**Aim**
Lines containing the word "岁及以下" are to be located and copied.

Records from a data source
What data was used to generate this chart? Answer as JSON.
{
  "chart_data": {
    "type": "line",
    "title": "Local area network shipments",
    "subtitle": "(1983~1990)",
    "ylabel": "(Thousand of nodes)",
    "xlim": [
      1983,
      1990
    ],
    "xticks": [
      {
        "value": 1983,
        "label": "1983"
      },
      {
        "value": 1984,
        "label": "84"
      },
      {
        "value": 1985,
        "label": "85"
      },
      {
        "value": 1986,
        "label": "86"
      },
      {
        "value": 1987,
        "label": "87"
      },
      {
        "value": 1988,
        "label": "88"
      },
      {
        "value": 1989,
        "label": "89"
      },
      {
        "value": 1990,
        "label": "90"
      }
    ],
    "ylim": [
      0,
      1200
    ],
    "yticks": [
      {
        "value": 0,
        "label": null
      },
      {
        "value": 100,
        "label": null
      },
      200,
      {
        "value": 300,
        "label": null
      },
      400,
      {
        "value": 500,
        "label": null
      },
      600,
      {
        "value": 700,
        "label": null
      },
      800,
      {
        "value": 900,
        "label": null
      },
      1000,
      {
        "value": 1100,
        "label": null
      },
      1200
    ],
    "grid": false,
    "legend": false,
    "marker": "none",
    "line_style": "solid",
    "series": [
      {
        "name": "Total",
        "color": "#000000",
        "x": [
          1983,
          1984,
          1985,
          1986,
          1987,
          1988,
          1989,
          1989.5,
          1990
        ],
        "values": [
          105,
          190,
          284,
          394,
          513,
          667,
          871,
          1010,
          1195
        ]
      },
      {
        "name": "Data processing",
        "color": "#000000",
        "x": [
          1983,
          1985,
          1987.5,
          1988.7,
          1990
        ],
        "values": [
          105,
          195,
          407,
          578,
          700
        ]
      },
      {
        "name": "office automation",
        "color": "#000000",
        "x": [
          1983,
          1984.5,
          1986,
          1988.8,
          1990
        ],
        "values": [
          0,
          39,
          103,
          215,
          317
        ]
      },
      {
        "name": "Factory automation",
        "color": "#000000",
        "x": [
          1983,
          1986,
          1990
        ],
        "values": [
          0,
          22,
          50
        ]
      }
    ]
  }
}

* * *

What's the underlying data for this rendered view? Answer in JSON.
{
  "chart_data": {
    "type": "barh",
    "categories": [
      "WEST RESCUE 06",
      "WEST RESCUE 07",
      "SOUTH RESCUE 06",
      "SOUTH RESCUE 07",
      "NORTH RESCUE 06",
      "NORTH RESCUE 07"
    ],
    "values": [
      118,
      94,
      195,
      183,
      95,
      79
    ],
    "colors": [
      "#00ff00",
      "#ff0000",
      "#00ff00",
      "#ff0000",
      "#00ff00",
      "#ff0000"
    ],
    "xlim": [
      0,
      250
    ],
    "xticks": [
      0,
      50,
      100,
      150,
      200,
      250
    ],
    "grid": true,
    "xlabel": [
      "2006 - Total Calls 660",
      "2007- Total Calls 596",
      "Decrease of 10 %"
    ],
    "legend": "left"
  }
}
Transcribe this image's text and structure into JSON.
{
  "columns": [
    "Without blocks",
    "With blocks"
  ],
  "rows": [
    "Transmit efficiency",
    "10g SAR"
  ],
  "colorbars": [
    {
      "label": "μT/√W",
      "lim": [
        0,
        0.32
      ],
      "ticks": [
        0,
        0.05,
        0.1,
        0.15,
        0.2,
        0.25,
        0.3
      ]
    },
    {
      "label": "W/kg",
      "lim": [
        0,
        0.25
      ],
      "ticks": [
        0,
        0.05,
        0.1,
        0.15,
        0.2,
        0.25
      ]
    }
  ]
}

--

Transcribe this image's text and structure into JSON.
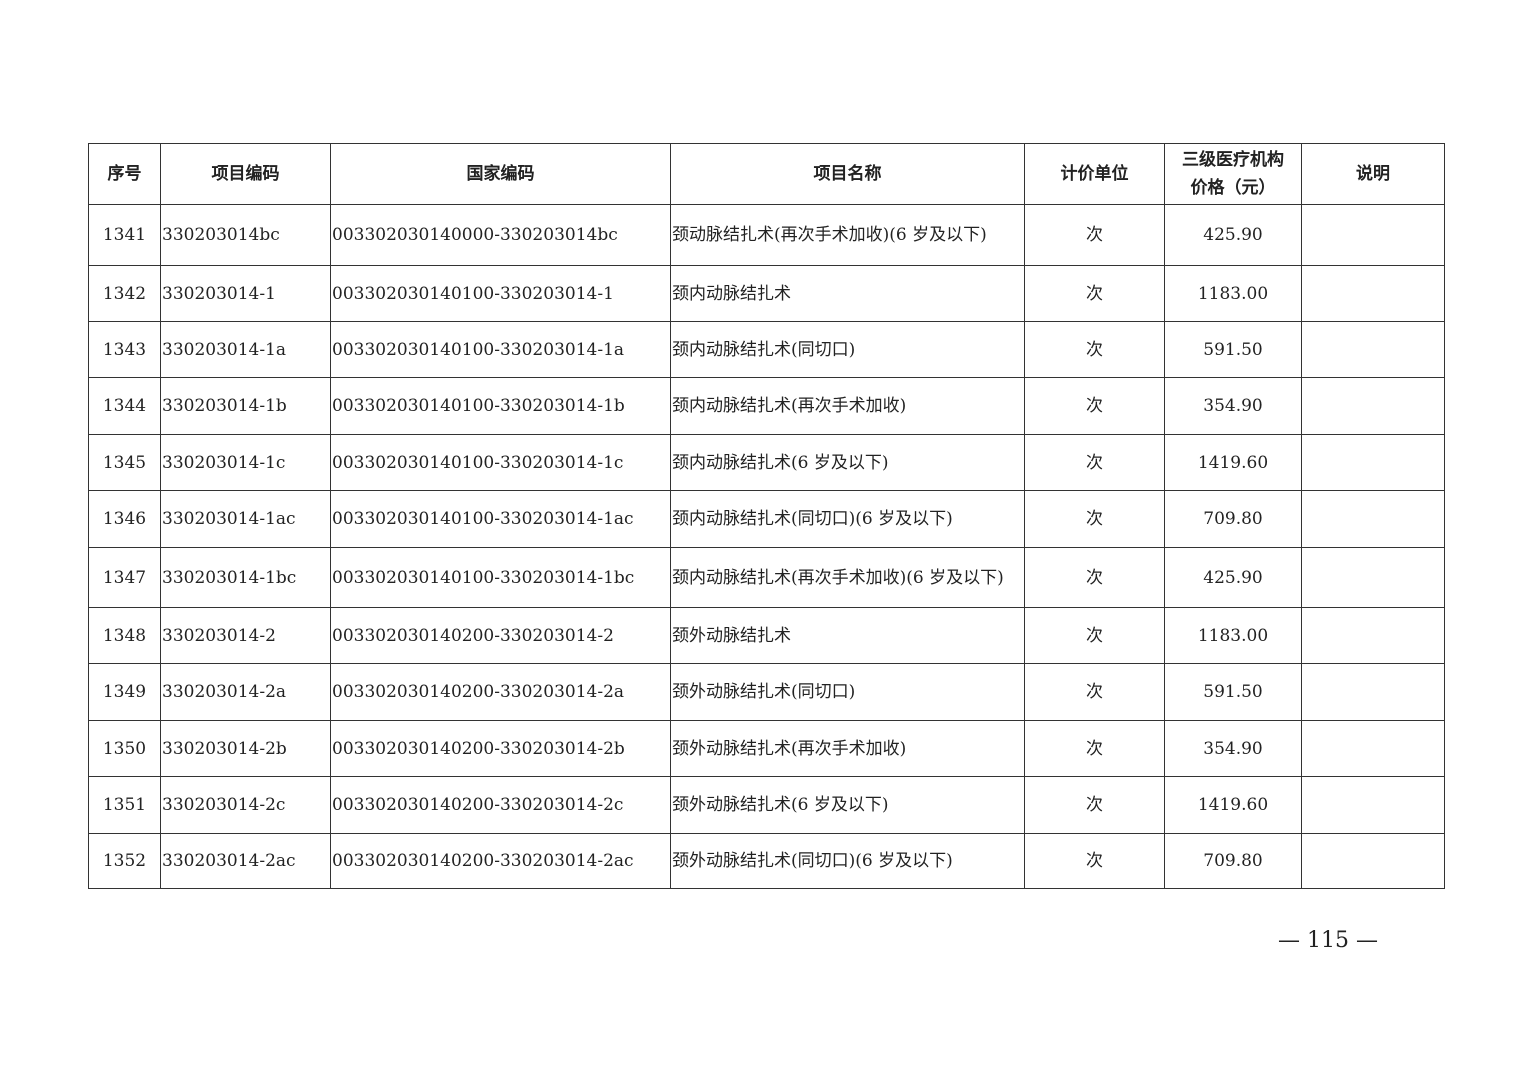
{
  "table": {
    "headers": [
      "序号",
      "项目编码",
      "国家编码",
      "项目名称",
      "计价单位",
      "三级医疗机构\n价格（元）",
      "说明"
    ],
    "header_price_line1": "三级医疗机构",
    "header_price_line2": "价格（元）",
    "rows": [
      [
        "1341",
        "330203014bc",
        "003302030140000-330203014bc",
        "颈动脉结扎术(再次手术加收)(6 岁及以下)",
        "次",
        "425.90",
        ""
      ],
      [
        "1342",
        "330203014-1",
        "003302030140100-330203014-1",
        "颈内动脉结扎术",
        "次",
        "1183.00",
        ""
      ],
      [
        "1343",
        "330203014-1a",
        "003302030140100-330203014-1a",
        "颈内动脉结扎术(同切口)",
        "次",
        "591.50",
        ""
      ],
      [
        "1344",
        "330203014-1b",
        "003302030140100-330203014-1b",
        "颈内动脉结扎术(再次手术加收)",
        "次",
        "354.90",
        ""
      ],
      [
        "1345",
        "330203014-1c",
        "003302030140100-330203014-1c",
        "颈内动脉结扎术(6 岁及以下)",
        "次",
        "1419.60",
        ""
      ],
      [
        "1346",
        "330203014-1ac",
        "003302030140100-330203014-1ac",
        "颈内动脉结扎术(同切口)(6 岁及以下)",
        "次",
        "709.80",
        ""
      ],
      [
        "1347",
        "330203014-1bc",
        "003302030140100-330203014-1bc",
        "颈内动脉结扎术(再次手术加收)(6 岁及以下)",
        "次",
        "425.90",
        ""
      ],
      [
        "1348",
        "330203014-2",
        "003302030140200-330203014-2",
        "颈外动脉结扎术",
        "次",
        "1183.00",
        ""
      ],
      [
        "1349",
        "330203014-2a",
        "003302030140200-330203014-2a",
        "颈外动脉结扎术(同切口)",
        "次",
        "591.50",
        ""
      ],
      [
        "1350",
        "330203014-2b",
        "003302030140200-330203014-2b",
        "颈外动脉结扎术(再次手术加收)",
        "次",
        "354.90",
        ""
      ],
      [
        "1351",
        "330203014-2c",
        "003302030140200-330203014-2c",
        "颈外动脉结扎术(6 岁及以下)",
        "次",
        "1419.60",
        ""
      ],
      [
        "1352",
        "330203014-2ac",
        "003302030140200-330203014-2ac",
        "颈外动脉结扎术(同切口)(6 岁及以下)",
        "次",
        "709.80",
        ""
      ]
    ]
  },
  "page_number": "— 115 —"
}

**Solution for this task**
        "颈动脉结扎术(再次手术加收)(6 岁及以下)",
        "颈内动脉结扎术(6 岁及以下)",
        "颈内动脉结扎术(同切口)(6 岁及以下)",
        "颈内动脉结扎术(再次手术加收)(6 岁及以下)",
        "颈外动脉结扎术(6 岁及以下)",
        "颈外动脉结扎术(同切口)(6 岁及以下)",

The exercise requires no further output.